**Requirement 1:**
Answer these questions from the passage on the history of Agadir:
(a) In what year was the trading post "Santa Cruz do Cabo de Gue" established in Agadir?
(b) What demolished the town in 1731?
(c) What was the name of the German gunboat that entered the port of Agadir on July 1st, 1911?

**Passage:**
The History of Agadir

Agadir has a rich, colorful history. Visitors will be surprised to know what lies beneath the scenic atmosphere of this major city. Every city has a story; Agadir is no different.
To begin with, the name “Agadir” is actually a borrowed word originating from Phoenician. In the Berber language, the name translates to, “a wall encircling a town”. However, in medieval times, Agadir was just a simple fishing village called “Agadir el-arba”. However, this small village saw a great amount of change.
In 1505, “Santa Cruz do Cabo de Gue”, a trading post, was established in Agadir under a Portuguese governor. After a rather long occupancy by the Portuguese, the Saadi Dynasty of Morocco, who had ruled only in the south of Morocco, defeated the Portuguese and conquered the city in what is known as “The Fall of Agadir” in 1541. After this, a fortress, the Kasbah, was built overlooking the bay. Agadir saw a prosperous two centuries until 1731. In the year 1731, the town was completely demolished by an earthquake. Agadir’s harbor was shut down when Essaouira was built further north.
In 1911, a full-fledged rebellion broke out against Sultan Abdelhafid in Morocco. By April, the Sultan was cornered in the palace of Fez. It was at this moment that the French prepared to send their troops to control the rebellion under the cover of protecting European goods and citizens. The French military sent their land force units at the end of that April.
The Spaniards took Larache and Ksar-el-Kerbir on June 5th, 1911. However, on July 1st, 1911, the gunboat Panther of Germany entered the port of Agadir to protect the German locals. However, this provoked an immediate response from the French and British. This set off the Agadir Crisis between the countries of France and Germany which allowed France to occupy nearly the entire kingdom of Morocco by 1913. During this period, France established a complete protectorate over Morocco in 1912; ending this country’s state of independence.

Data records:

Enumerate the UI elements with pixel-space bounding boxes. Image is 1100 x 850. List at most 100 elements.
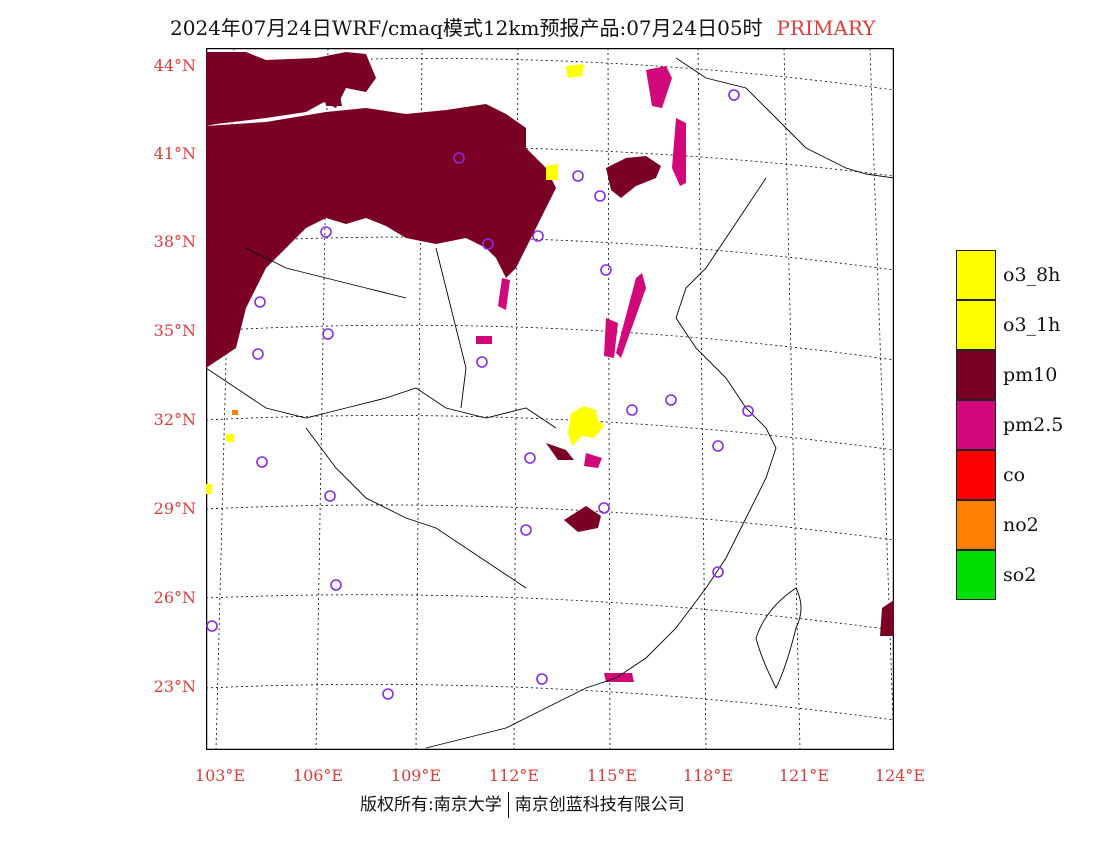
lon-line-121 [783, 48, 801, 750]
legend-swatch-so2 [956, 550, 996, 600]
legend-swatch-o3-8h [956, 250, 996, 300]
legend-label: so2 [1003, 564, 1037, 586]
station-marker [712, 566, 724, 578]
station-marker [600, 264, 612, 276]
lon-line-124 [869, 48, 894, 750]
lat-label: 41°N [153, 144, 196, 163]
stations [206, 89, 754, 700]
lat-line-38 [206, 236, 894, 271]
coastline [425, 177, 777, 749]
pm10-taiwan-east [880, 600, 894, 636]
border-vertical [435, 247, 467, 409]
station-marker [520, 524, 532, 536]
pm25-hubei [584, 453, 602, 468]
lat-label: 35°N [153, 321, 196, 340]
map-title: 2024年07月24日WRF/cmaq模式12km预报产品:07月24日05时 P… [170, 12, 876, 41]
pm25-regions [476, 66, 686, 682]
o3-small-1 [226, 434, 234, 442]
legend-label: o3_1h [1003, 314, 1061, 336]
lat-label: 44°N [153, 56, 196, 75]
legend-swatch-pm10 [956, 350, 996, 400]
station-marker [482, 238, 494, 250]
station-marker [572, 170, 584, 182]
station-marker [728, 89, 740, 101]
lat-label: 38°N [153, 232, 196, 251]
legend-label: pm10 [1003, 364, 1058, 386]
lon-label: 121°E [778, 766, 830, 785]
pm10-hunan [564, 506, 601, 532]
o3-regions [206, 64, 604, 494]
station-marker [324, 490, 336, 502]
station-marker [598, 502, 610, 514]
credit-separator [507, 792, 509, 818]
border-northwest [245, 247, 407, 299]
pm25-shanxi [498, 278, 510, 310]
legend-swatch-co [956, 450, 996, 500]
station-marker [252, 348, 264, 360]
station-marker [532, 230, 544, 242]
lon-label: 103°E [194, 766, 246, 785]
station-marker [382, 688, 394, 700]
taiwan [755, 587, 802, 690]
pm25-shandong [616, 273, 646, 358]
pm10-hubei [546, 443, 574, 460]
lat-line-23 [206, 683, 894, 721]
legend-label: pm2.5 [1003, 414, 1064, 436]
lat-line-35 [206, 324, 894, 361]
legend-swatch-pm25 [956, 400, 996, 450]
pm10-north-china [606, 156, 661, 198]
border-mid [206, 367, 557, 429]
lat-label: 29°N [153, 499, 196, 518]
pm25-small [476, 336, 492, 344]
station-marker [524, 452, 536, 464]
credit-line: 版权所有:南京大学 南京创蓝科技有限公司 [360, 790, 685, 818]
legend-label: no2 [1003, 514, 1039, 536]
title-tag: PRIMARY [776, 16, 876, 40]
no2-speck [232, 410, 238, 415]
border-south [305, 427, 527, 589]
lon-label: 112°E [488, 766, 540, 785]
lon-label: 124°E [874, 766, 926, 785]
lon-line-118 [697, 48, 707, 750]
station-marker [665, 394, 677, 406]
lat-line-29 [206, 504, 894, 541]
lon-label: 109°E [390, 766, 442, 785]
pm10-small-1 [324, 86, 342, 106]
pm25-northeast [672, 118, 686, 186]
lon-label: 118°E [682, 766, 734, 785]
pm10-north-strip [206, 52, 376, 126]
station-marker [742, 405, 754, 417]
station-marker [322, 328, 334, 340]
map-panel [206, 48, 894, 750]
pm25-anhui-north [604, 318, 618, 358]
credit-left: 版权所有:南京大学 [360, 795, 502, 815]
o3-beijing [546, 164, 558, 180]
station-marker [476, 356, 488, 368]
lat-label: 23°N [153, 677, 196, 696]
lon-label: 115°E [586, 766, 638, 785]
station-marker [206, 620, 218, 632]
o3-small-2 [206, 484, 212, 494]
legend-swatch-no2 [956, 500, 996, 550]
lat-label: 32°N [153, 410, 196, 429]
lon-label: 106°E [292, 766, 344, 785]
lat-label: 26°N [153, 588, 196, 607]
station-marker [254, 296, 266, 308]
legend-swatch-o3-1h [956, 300, 996, 350]
station-marker [626, 404, 638, 416]
station-marker [453, 152, 465, 164]
station-marker [594, 190, 606, 202]
credit-right: 南京创蓝科技有限公司 [514, 795, 685, 815]
legend-label: o3_8h [1003, 264, 1061, 286]
station-marker [536, 673, 548, 685]
station-marker [330, 579, 342, 591]
o3-north [566, 64, 584, 78]
pm25-liaoning [646, 66, 672, 108]
legend-label: co [1003, 464, 1026, 486]
boundaries [206, 57, 894, 749]
o3-hubei [568, 406, 604, 446]
lat-line-26 [206, 594, 894, 631]
lat-line-32 [206, 415, 894, 451]
border-northeast [675, 57, 894, 179]
station-marker [256, 456, 268, 468]
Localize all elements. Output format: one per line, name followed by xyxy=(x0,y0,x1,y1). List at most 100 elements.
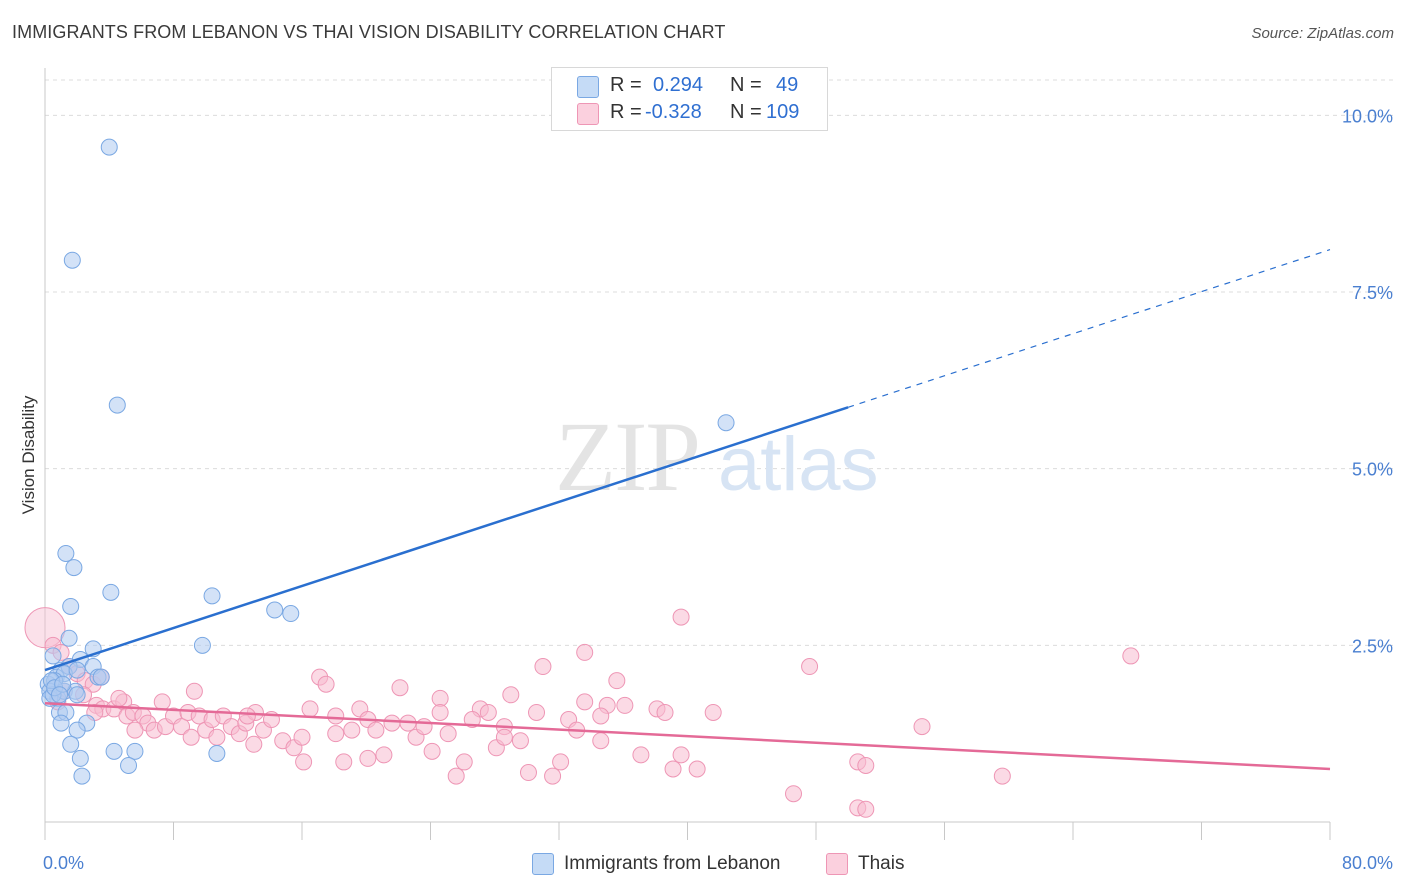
thais-point xyxy=(592,707,610,725)
thais-point xyxy=(431,689,449,707)
thais-point xyxy=(519,764,537,782)
lebanon-point xyxy=(50,686,68,704)
thais-point xyxy=(383,714,401,732)
thais-point xyxy=(576,643,594,661)
lebanon-point xyxy=(105,742,123,760)
lebanon-point xyxy=(71,749,89,767)
lebanon-point xyxy=(126,742,144,760)
lebanon-point xyxy=(108,396,126,414)
thais-point xyxy=(704,703,722,721)
legend-n-label: N = xyxy=(730,74,762,96)
thais-point xyxy=(616,696,634,714)
gridlines xyxy=(45,79,1394,646)
thais-point xyxy=(317,675,335,693)
lebanon-point xyxy=(60,629,78,647)
lebanon-point xyxy=(68,721,86,739)
thais-point xyxy=(857,800,875,818)
thais-point xyxy=(375,746,393,764)
thais-point xyxy=(153,693,171,711)
y-axis-label: Vision Disability xyxy=(19,395,38,514)
legend-n-label: N = xyxy=(730,101,762,123)
legend-r-label: R = xyxy=(610,74,642,96)
thais-point xyxy=(656,703,674,721)
thais-point xyxy=(1122,647,1140,665)
thais-points xyxy=(24,607,1140,818)
watermark-atlas: atlas xyxy=(718,422,879,507)
legend-swatch-blue xyxy=(577,76,599,98)
thais-point xyxy=(173,718,191,736)
thais-point xyxy=(857,756,875,774)
thais-point xyxy=(208,728,226,746)
thais-point xyxy=(423,742,441,760)
thais-point xyxy=(439,725,457,743)
thais-point xyxy=(672,746,690,764)
legend-r-label: R = xyxy=(610,101,642,123)
thais-point xyxy=(479,703,497,721)
lebanon-point xyxy=(68,661,86,679)
lebanon-point xyxy=(193,636,211,654)
lebanon-point xyxy=(120,756,138,774)
thais-point xyxy=(552,753,570,771)
lebanon-point xyxy=(52,714,70,732)
legend-n-value: 49 xyxy=(776,74,799,96)
legend-swatch-pink xyxy=(577,103,599,125)
legend-label-thais: Thais xyxy=(858,853,905,874)
thais-point xyxy=(608,672,626,690)
thais-point xyxy=(592,732,610,750)
thais-point xyxy=(185,682,203,700)
thais-point xyxy=(664,760,682,778)
lebanon-trend-extension xyxy=(847,249,1331,408)
thais-point xyxy=(502,686,520,704)
x-tick-label: 0.0% xyxy=(43,853,84,873)
thais-point xyxy=(327,707,345,725)
thais-point xyxy=(913,718,931,736)
thais-point xyxy=(544,767,562,785)
source-label: Source: ZipAtlas.com xyxy=(1251,25,1394,42)
x-tick-label: 80.0% xyxy=(1342,853,1393,873)
thais-point xyxy=(511,732,529,750)
watermark: ZIP atlas xyxy=(555,401,879,512)
thais-point xyxy=(293,728,311,746)
legend-swatch-blue xyxy=(532,853,554,875)
thais-point xyxy=(182,728,200,746)
lebanon-point xyxy=(282,605,300,623)
thais-point xyxy=(415,718,433,736)
thais-point xyxy=(335,753,353,771)
thais-point xyxy=(785,785,803,803)
lebanon-points xyxy=(39,138,735,785)
lebanon-point xyxy=(266,601,284,619)
lebanon-point xyxy=(92,668,110,686)
lebanon-point xyxy=(65,559,83,577)
chart-title: IMMIGRANTS FROM LEBANON VS THAI VISION D… xyxy=(12,22,726,42)
lebanon-point xyxy=(102,583,120,601)
lebanon-point xyxy=(62,597,80,615)
legend-label-lebanon: Immigrants from Lebanon xyxy=(564,853,781,874)
y-tick-label: 7.5% xyxy=(1352,283,1393,303)
legend-n-value: 109 xyxy=(766,101,800,123)
thais-point xyxy=(295,753,313,771)
thais-point xyxy=(431,703,449,721)
thais-point xyxy=(238,707,256,725)
thais-point xyxy=(301,700,319,718)
trend-lines xyxy=(44,249,1331,771)
correlation-legend: R = 0.294 N = 49 R = -0.328 N = 109 xyxy=(551,67,828,131)
lebanon-point xyxy=(717,414,735,432)
y-tick-label: 5.0% xyxy=(1352,460,1393,480)
legend-row-thais: R = -0.328 N = 109 xyxy=(552,101,827,127)
watermark-zip: ZIP xyxy=(555,401,699,512)
legend-row-lebanon: R = 0.294 N = 49 xyxy=(552,74,827,100)
lebanon-point xyxy=(57,544,75,562)
thais-point xyxy=(528,703,546,721)
thais-point xyxy=(688,760,706,778)
lebanon-trend-line xyxy=(44,406,849,672)
lebanon-point xyxy=(73,767,91,785)
legend-swatch-pink xyxy=(826,853,848,875)
y-tick-label: 10.0% xyxy=(1342,106,1393,126)
legend-r-value: 0.294 xyxy=(653,74,704,96)
lebanon-point xyxy=(100,138,118,156)
thais-point xyxy=(391,679,409,697)
thais-point xyxy=(110,689,128,707)
thais-point xyxy=(534,658,552,676)
thais-point xyxy=(576,693,594,711)
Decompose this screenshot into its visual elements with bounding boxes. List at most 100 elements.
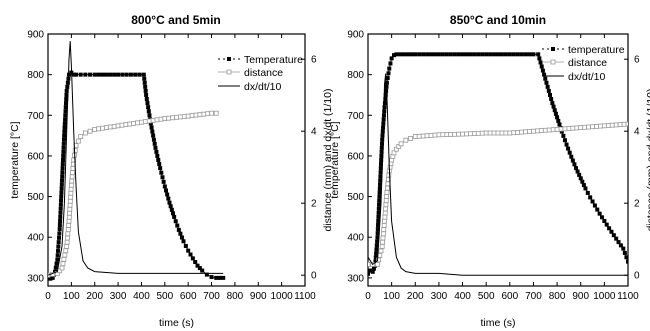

**Requirement 2:**
Output the lines of the data records from the line with "thais-point xyxy=(592,707,610,725)" to the line with "watermark-atlas: atlas xyxy=(718,422,879,507)", both included, without any change.

**Full response 1:**
(a) 1505
(b) An earthquake
(c) The Panther

**Full response 2:**
thais-point xyxy=(592,707,610,725)
thais-point xyxy=(431,689,449,707)
thais-point xyxy=(519,764,537,782)
lebanon-point xyxy=(50,686,68,704)
thais-point xyxy=(383,714,401,732)
thais-point xyxy=(576,643,594,661)
lebanon-point xyxy=(105,742,123,760)
lebanon-point xyxy=(71,749,89,767)
lebanon-point xyxy=(126,742,144,760)
lebanon-point xyxy=(108,396,126,414)
thais-point xyxy=(704,703,722,721)
legend-n-label: N = xyxy=(730,74,762,96)
thais-point xyxy=(616,696,634,714)
gridlines xyxy=(45,79,1394,646)
thais-point xyxy=(317,675,335,693)
lebanon-point xyxy=(60,629,78,647)
lebanon-point xyxy=(68,721,86,739)
thais-point xyxy=(857,800,875,818)
thais-point xyxy=(375,746,393,764)
thais-point xyxy=(153,693,171,711)
y-axis-label: Vision Disability xyxy=(19,395,38,514)
legend-n-label: N = xyxy=(730,101,762,123)
legend-r-label: R = xyxy=(610,74,642,96)
thais-point xyxy=(656,703,674,721)
thais-point xyxy=(1122,647,1140,665)
thais-points xyxy=(24,607,1140,818)
watermark-atlas: atlas xyxy=(718,422,879,507)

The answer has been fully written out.